>> start

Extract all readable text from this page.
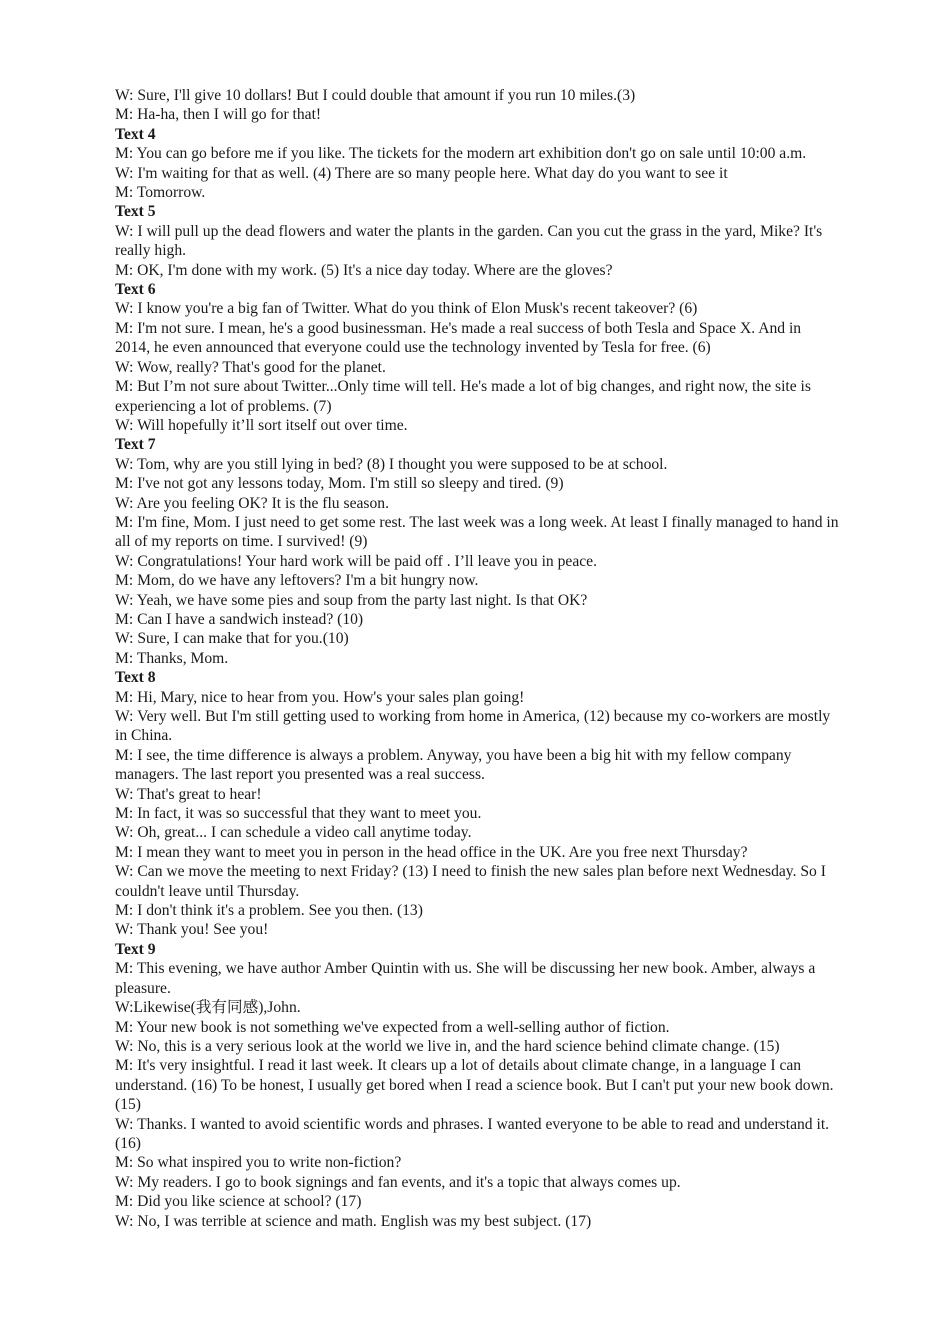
W: Sure, I'll give 10 dollars! But I could double that amount if you run 10 miles.(3)

M: Ha-ha, then I will go for that!

Text 4

M: You can go before me if you like. The tickets for the modern art exhibition don't go on sale until 10:00 a.m.

W: I'm waiting for that as well. (4) There are so many people here. What day do you want to see it

M: Tomorrow.

Text 5

W: I will pull up the dead flowers and water the plants in the garden. Can you cut the grass in the yard, Mike? It's really high.

M: OK, I'm done with my work. (5) It's a nice day today. Where are the gloves?

Text 6

W: I know you're a big fan of Twitter. What do you think of Elon Musk's recent takeover? (6)

M: I'm not sure. I mean, he's a good businessman. He's made a real success of both Tesla and Space X. And in 2014, he even announced that everyone could use the technology invented by Tesla for free. (6)

W: Wow, really? That's good for the planet.

M: But I’m not sure about Twitter...Only time will tell. He's made a lot of big changes, and right now, the site is experiencing a lot of problems. (7)

W: Will hopefully it’ll sort itself out over time.

Text 7

W: Tom, why are you still lying in bed? (8) I thought you were supposed to be at school.

M: I've not got any lessons today, Mom. I'm still so sleepy and tired. (9)

W: Are you feeling OK? It is the flu season.

M: I'm fine, Mom. I just need to get some rest. The last week was a long week. At least I finally managed to hand in all of my reports on time. I survived! (9)

W: Congratulations! Your hard work will be paid off . I’ll leave you in peace.

M: Mom, do we have any leftovers? I'm a bit hungry now.

W: Yeah, we have some pies and soup from the party last night. Is that OK?

M: Can I have a sandwich instead? (10)

W: Sure, I can make that for you.(10)

M: Thanks, Mom.

Text 8

M: Hi, Mary, nice to hear from you. How's your sales plan going!

W: Very well. But I'm still getting used to working from home in America, (12) because my co-workers are mostly in China.

M: I see, the time difference is always a problem. Anyway, you have been a big hit with my fellow company managers. The last report you presented was a real success.

W: That's great to hear!

M: In fact, it was so successful that they want to meet you.

W: Oh, great... I can schedule a video call anytime today.

M: I mean they want to meet you in person in the head office in the UK. Are you free next Thursday?

W: Can we move the meeting to next Friday? (13) I need to finish the new sales plan before next Wednesday. So I couldn't leave until Thursday.

M: I don't think it's a problem. See you then. (13)

W: Thank you! See you!

Text 9

M: This evening, we have author Amber Quintin with us. She will be discussing her new book. Amber, always a pleasure.

W:Likewise(我有同感),John.

M: Your new book is not something we've expected from a well-selling author of fiction.

W: No, this is a very serious look at the world we live in, and the hard science behind climate change. (15)

M: It's very insightful. I read it last week. It clears up a lot of details about climate change, in a language I can understand. (16) To be honest, I usually get bored when I read a science book. But I can't put your new book down. (15)

W: Thanks. I wanted to avoid scientific words and phrases. I wanted everyone to be able to read and understand it. (16)

M: So what inspired you to write non-fiction?

W: My readers. I go to book signings and fan events, and it's a topic that always comes up.

M: Did you like science at school? (17)

W: No, I was terrible at science and math. English was my best subject. (17)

>> end

## Problem requirements
Identify each line of the material where the word "everyone" shows up, and copy it.

## Task output
M: I'm not sure. I mean, he's a good businessman. He's made a real success of both Tesla and Space X. And in 2014, he even announced that everyone could use the technology invented by Tesla for free. (6)
W: Thanks. I wanted to avoid scientific words and phrases. I wanted everyone to be able to read and understand it. (16)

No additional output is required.